Go through the entries and count the lines with the string "MUTATED" in them. Give only that number.

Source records
+===+

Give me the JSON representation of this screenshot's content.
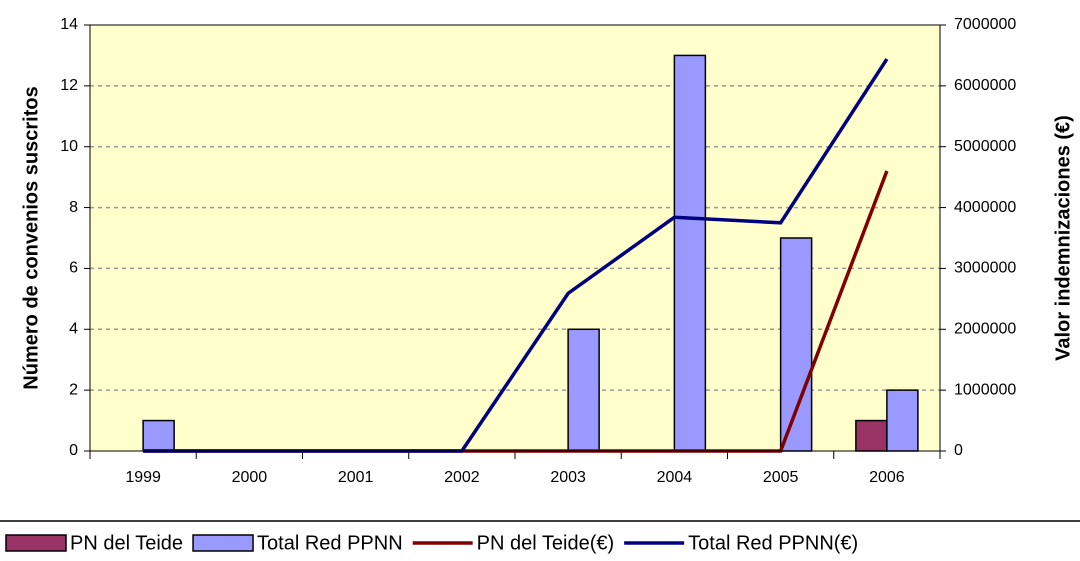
{
  "chart_data": {
    "type": "bar",
    "categories": [
      "1999",
      "2000",
      "2001",
      "2002",
      "2003",
      "2004",
      "2005",
      "2006"
    ],
    "y_label": "Número de convenios suscritos",
    "y2_label": "Valor indemnizaciones (€)",
    "ylim": [
      0,
      14
    ],
    "yticks": [
      0,
      2,
      4,
      6,
      8,
      10,
      12,
      14
    ],
    "y2lim": [
      0,
      7000000
    ],
    "y2ticks": [
      0,
      1000000,
      2000000,
      3000000,
      4000000,
      5000000,
      6000000,
      7000000
    ],
    "grid": true,
    "legend": "bottom",
    "series": [
      {
        "name": "PN del Teide",
        "type": "bar",
        "color": "#993366",
        "values": [
          0,
          0,
          0,
          0,
          0,
          0,
          0,
          1
        ]
      },
      {
        "name": "Total Red PPNN",
        "type": "bar",
        "color": "#9999ff",
        "values": [
          1,
          0,
          0,
          0,
          4,
          13,
          7,
          2
        ]
      },
      {
        "name": "PN del Teide(€)",
        "type": "line",
        "axis": "y2",
        "color": "#800000",
        "values": [
          0,
          0,
          0,
          0,
          0,
          0,
          0,
          4600000
        ]
      },
      {
        "name": "Total Red PPNN(€)",
        "type": "line",
        "axis": "y2",
        "color": "#000080",
        "values": [
          0,
          0,
          0,
          0,
          2590000,
          3840000,
          3750000,
          6440000
        ]
      }
    ]
  }
}
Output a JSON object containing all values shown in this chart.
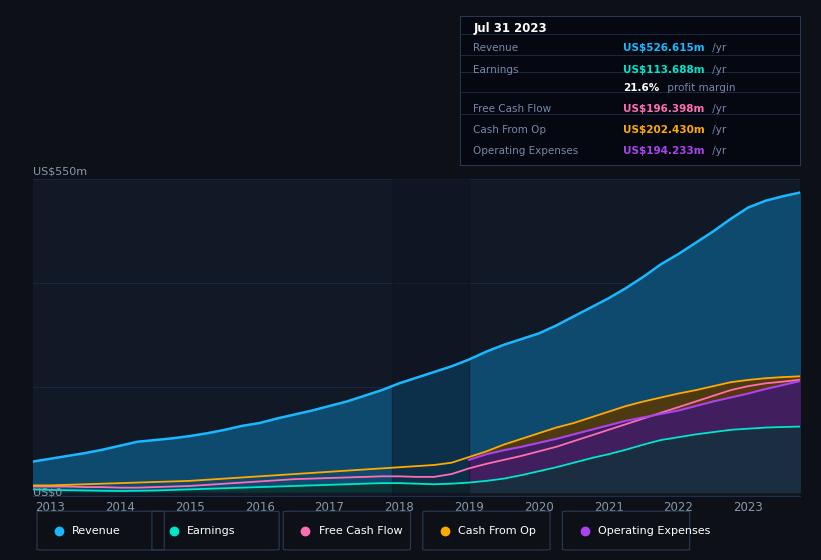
{
  "bg_color": "#0d1117",
  "plot_bg": "#111927",
  "grid_color": "#1e3050",
  "text_color": "#8899aa",
  "years": [
    2012.75,
    2013.0,
    2013.25,
    2013.5,
    2013.75,
    2014.0,
    2014.25,
    2014.5,
    2014.75,
    2015.0,
    2015.25,
    2015.5,
    2015.75,
    2016.0,
    2016.25,
    2016.5,
    2016.75,
    2017.0,
    2017.25,
    2017.5,
    2017.75,
    2018.0,
    2018.25,
    2018.5,
    2018.75,
    2019.0,
    2019.25,
    2019.5,
    2019.75,
    2020.0,
    2020.25,
    2020.5,
    2020.75,
    2021.0,
    2021.25,
    2021.5,
    2021.75,
    2022.0,
    2022.25,
    2022.5,
    2022.75,
    2023.0,
    2023.25,
    2023.5,
    2023.75
  ],
  "revenue": [
    52,
    57,
    62,
    67,
    73,
    80,
    87,
    90,
    93,
    97,
    102,
    108,
    115,
    120,
    128,
    135,
    142,
    150,
    158,
    168,
    178,
    190,
    200,
    210,
    220,
    232,
    246,
    258,
    268,
    278,
    292,
    308,
    324,
    340,
    358,
    378,
    400,
    418,
    438,
    458,
    480,
    500,
    512,
    520,
    526.6
  ],
  "earnings": [
    3,
    2,
    1.5,
    1,
    0.5,
    0.2,
    0.5,
    1,
    2,
    3,
    4,
    5,
    6,
    7,
    8,
    9,
    10,
    11,
    12,
    13,
    14,
    14,
    13,
    12,
    13,
    15,
    18,
    22,
    28,
    35,
    42,
    50,
    58,
    65,
    73,
    82,
    90,
    95,
    100,
    104,
    108,
    110,
    112,
    113,
    113.7
  ],
  "free_cash_flow": [
    8,
    8,
    8,
    7,
    7,
    6,
    6,
    7,
    8,
    9,
    11,
    13,
    15,
    17,
    19,
    21,
    22,
    23,
    24,
    25,
    26,
    26,
    25,
    25,
    30,
    40,
    48,
    55,
    62,
    70,
    78,
    88,
    98,
    108,
    118,
    128,
    138,
    148,
    158,
    168,
    178,
    185,
    190,
    193,
    196.4
  ],
  "cash_from_op": [
    10,
    10,
    11,
    12,
    13,
    14,
    15,
    16,
    17,
    18,
    20,
    22,
    24,
    26,
    28,
    30,
    32,
    34,
    36,
    38,
    40,
    42,
    44,
    46,
    50,
    60,
    70,
    82,
    92,
    102,
    112,
    120,
    130,
    140,
    150,
    158,
    165,
    172,
    178,
    185,
    192,
    196,
    199,
    201,
    202.4
  ],
  "operating_expenses": [
    null,
    null,
    null,
    null,
    null,
    null,
    null,
    null,
    null,
    null,
    null,
    null,
    null,
    null,
    null,
    null,
    null,
    null,
    null,
    null,
    null,
    null,
    null,
    null,
    null,
    55,
    65,
    72,
    78,
    85,
    92,
    100,
    108,
    116,
    124,
    130,
    136,
    142,
    150,
    158,
    165,
    172,
    180,
    187,
    194.2
  ],
  "revenue_line_color": "#1ab8ff",
  "revenue_fill_color": "#0d4a6e",
  "earnings_line_color": "#00e5cc",
  "earnings_fill_color": "#0a3535",
  "fcf_line_color": "#ff6eb4",
  "fcf_fill_color": "#5a2040",
  "cashop_line_color": "#ffaa00",
  "cashop_fill_color": "#5a3800",
  "opex_line_color": "#aa44ee",
  "opex_fill_color": "#3d1a6e",
  "ylim_top": 550,
  "ylim_bottom": -8,
  "y_label_top": "US$550m",
  "y_label_bottom": "US$0",
  "xtick_years": [
    2013,
    2014,
    2015,
    2016,
    2017,
    2018,
    2019,
    2020,
    2021,
    2022,
    2023
  ],
  "tooltip_title": "Jul 31 2023",
  "tooltip_rows": [
    {
      "label": "Revenue",
      "value": "US$526.615m",
      "suffix": " /yr",
      "color": "#1ab8ff"
    },
    {
      "label": "Earnings",
      "value": "US$113.688m",
      "suffix": " /yr",
      "color": "#00e5cc"
    },
    {
      "label": "",
      "value": "21.6%",
      "suffix": " profit margin",
      "color": "#ffffff"
    },
    {
      "label": "Free Cash Flow",
      "value": "US$196.398m",
      "suffix": " /yr",
      "color": "#ff6eb4"
    },
    {
      "label": "Cash From Op",
      "value": "US$202.430m",
      "suffix": " /yr",
      "color": "#ffaa00"
    },
    {
      "label": "Operating Expenses",
      "value": "US$194.233m",
      "suffix": " /yr",
      "color": "#aa44ee"
    }
  ],
  "legend_items": [
    {
      "label": "Revenue",
      "color": "#1ab8ff"
    },
    {
      "label": "Earnings",
      "color": "#00e5cc"
    },
    {
      "label": "Free Cash Flow",
      "color": "#ff6eb4"
    },
    {
      "label": "Cash From Op",
      "color": "#ffaa00"
    },
    {
      "label": "Operating Expenses",
      "color": "#aa44ee"
    }
  ]
}
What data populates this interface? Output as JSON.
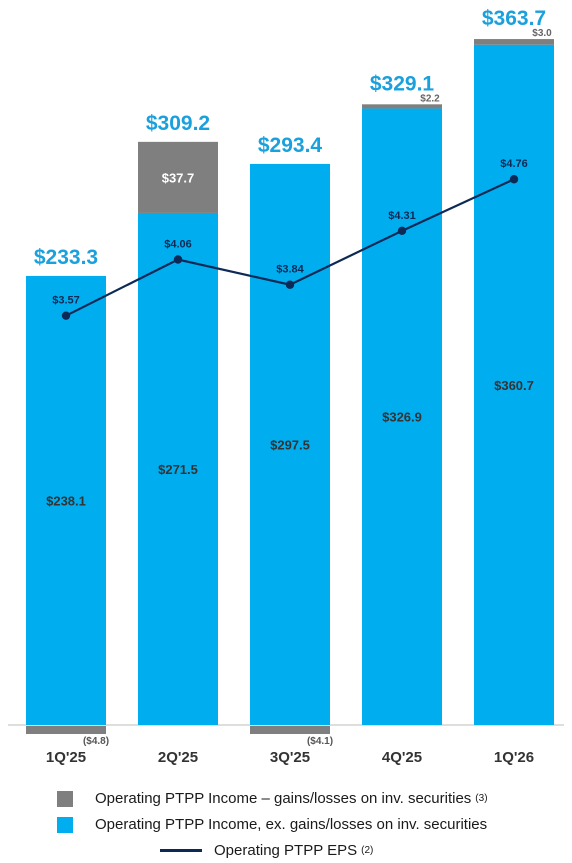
{
  "chart_data": {
    "type": "bar",
    "stacked": true,
    "categories": [
      "1Q'25",
      "2Q'25",
      "3Q'25",
      "4Q'25",
      "1Q'26"
    ],
    "series": [
      {
        "name": "Operating PTPP Income, ex. gains/losses on inv. securities",
        "color": "#00aeef",
        "values": [
          238.1,
          271.5,
          297.5,
          326.9,
          360.7
        ],
        "labels": [
          "$238.1",
          "$271.5",
          "$297.5",
          "$326.9",
          "$360.7"
        ]
      },
      {
        "name": "Operating PTPP Income – gains/losses on inv. securities",
        "color": "#7f7f7f",
        "values": [
          -4.8,
          37.7,
          -4.1,
          2.2,
          3.0
        ],
        "labels": [
          "($4.8)",
          "$37.7",
          "($4.1)",
          "$2.2",
          "$3.0"
        ]
      }
    ],
    "totals": [
      233.3,
      309.2,
      293.4,
      329.1,
      363.7
    ],
    "total_labels": [
      "$233.3",
      "$309.2",
      "$293.4",
      "$329.1",
      "$363.7"
    ],
    "line": {
      "name": "Operating PTPP EPS",
      "color": "#0d2a57",
      "values": [
        3.57,
        4.06,
        3.84,
        4.31,
        4.76
      ],
      "labels": [
        "$3.57",
        "$4.06",
        "$3.84",
        "$4.31",
        "$4.76"
      ]
    },
    "ylim": [
      -10,
      370
    ],
    "line_ylim": [
      0,
      5.8
    ],
    "grid": false,
    "legend_position": "bottom"
  },
  "legend": {
    "gains_label": "Operating PTPP Income – gains/losses on inv. securities",
    "gains_note": "(3)",
    "core_label": "Operating PTPP Income, ex. gains/losses on inv. securities",
    "eps_label": "Operating PTPP EPS",
    "eps_note": "(2)"
  }
}
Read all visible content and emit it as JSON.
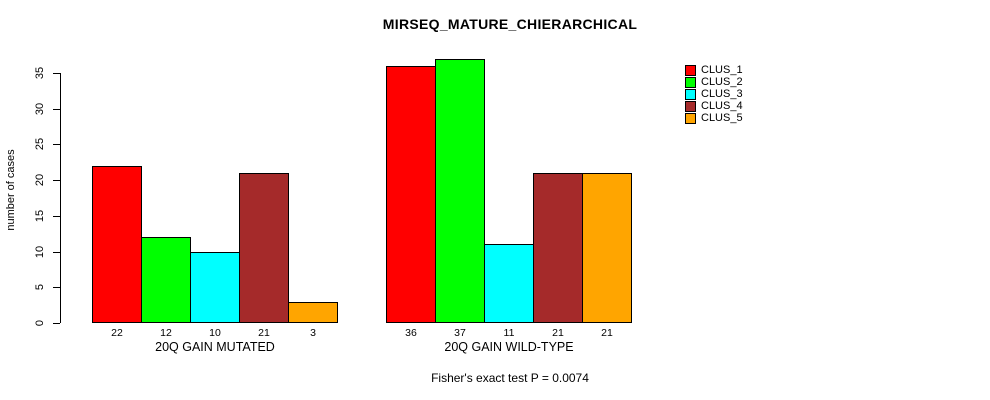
{
  "chart_data": {
    "type": "bar",
    "title": "MIRSEQ_MATURE_CHIERARCHICAL",
    "xlabel": "",
    "ylabel": "number of cases",
    "ylim": [
      0,
      37
    ],
    "yticks": [
      0,
      5,
      10,
      15,
      20,
      25,
      30,
      35
    ],
    "grid": false,
    "legend_position": "right",
    "categories": [
      "20Q GAIN MUTATED",
      "20Q GAIN WILD-TYPE"
    ],
    "series": [
      {
        "name": "CLUS_1",
        "color": "#ff0000",
        "values": [
          22,
          36
        ]
      },
      {
        "name": "CLUS_2",
        "color": "#00ff00",
        "values": [
          12,
          37
        ]
      },
      {
        "name": "CLUS_3",
        "color": "#00ffff",
        "values": [
          10,
          11
        ]
      },
      {
        "name": "CLUS_4",
        "color": "#a52a2a",
        "values": [
          21,
          21
        ]
      },
      {
        "name": "CLUS_5",
        "color": "#ffa500",
        "values": [
          3,
          21
        ]
      }
    ],
    "groups": [
      {
        "label": "20Q GAIN MUTATED",
        "values": [
          22,
          12,
          10,
          21,
          3
        ]
      },
      {
        "label": "20Q GAIN WILD-TYPE",
        "values": [
          36,
          37,
          11,
          21,
          21
        ]
      }
    ],
    "bar_border_color": "#000000",
    "annotation": "Fisher's exact test P = 0.0074"
  }
}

+===+

#### Response to this exercise
2